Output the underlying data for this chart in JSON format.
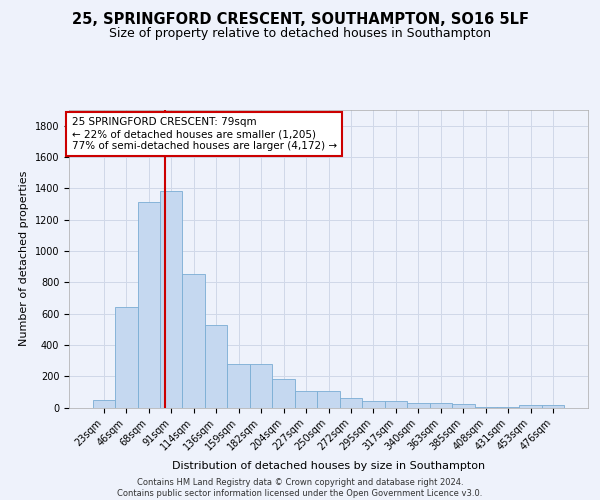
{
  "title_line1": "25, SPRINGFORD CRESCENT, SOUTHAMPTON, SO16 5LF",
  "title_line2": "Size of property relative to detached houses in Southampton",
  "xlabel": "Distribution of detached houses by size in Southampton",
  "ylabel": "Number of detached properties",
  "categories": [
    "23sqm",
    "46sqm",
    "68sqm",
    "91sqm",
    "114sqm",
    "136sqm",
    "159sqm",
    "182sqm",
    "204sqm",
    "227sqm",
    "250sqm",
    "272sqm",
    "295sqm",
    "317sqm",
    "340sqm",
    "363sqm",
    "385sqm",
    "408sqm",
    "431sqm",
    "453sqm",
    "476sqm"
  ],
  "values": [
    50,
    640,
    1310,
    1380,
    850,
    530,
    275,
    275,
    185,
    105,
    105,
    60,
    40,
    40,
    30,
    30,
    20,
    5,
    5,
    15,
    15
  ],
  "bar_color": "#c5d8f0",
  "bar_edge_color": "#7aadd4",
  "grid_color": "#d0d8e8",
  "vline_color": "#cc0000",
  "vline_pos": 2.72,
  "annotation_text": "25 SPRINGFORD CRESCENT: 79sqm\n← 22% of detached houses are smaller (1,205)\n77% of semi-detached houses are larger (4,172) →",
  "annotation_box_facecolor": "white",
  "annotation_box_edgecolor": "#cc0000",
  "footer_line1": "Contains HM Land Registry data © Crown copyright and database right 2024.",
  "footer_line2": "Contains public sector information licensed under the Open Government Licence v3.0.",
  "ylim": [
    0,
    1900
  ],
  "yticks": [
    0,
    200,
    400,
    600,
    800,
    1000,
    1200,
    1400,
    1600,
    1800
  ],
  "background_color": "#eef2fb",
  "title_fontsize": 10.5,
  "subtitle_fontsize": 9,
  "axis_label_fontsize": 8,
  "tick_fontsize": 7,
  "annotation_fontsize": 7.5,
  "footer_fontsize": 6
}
========
▶ _What is required_
Track down every line holding the string "detached" and copy it.

▶ _Task response_
  "title_line2": "Size of property relative to detached houses in Southampton",
  "xlabel": "Distribution of detached houses by size in Southampton",
  "ylabel": "Number of detached properties",
  "annotation_text": "25 SPRINGFORD CRESCENT: 79sqm\n← 22% of detached houses are smaller (1,205)\n77% of semi-detached houses are larger (4,172) →",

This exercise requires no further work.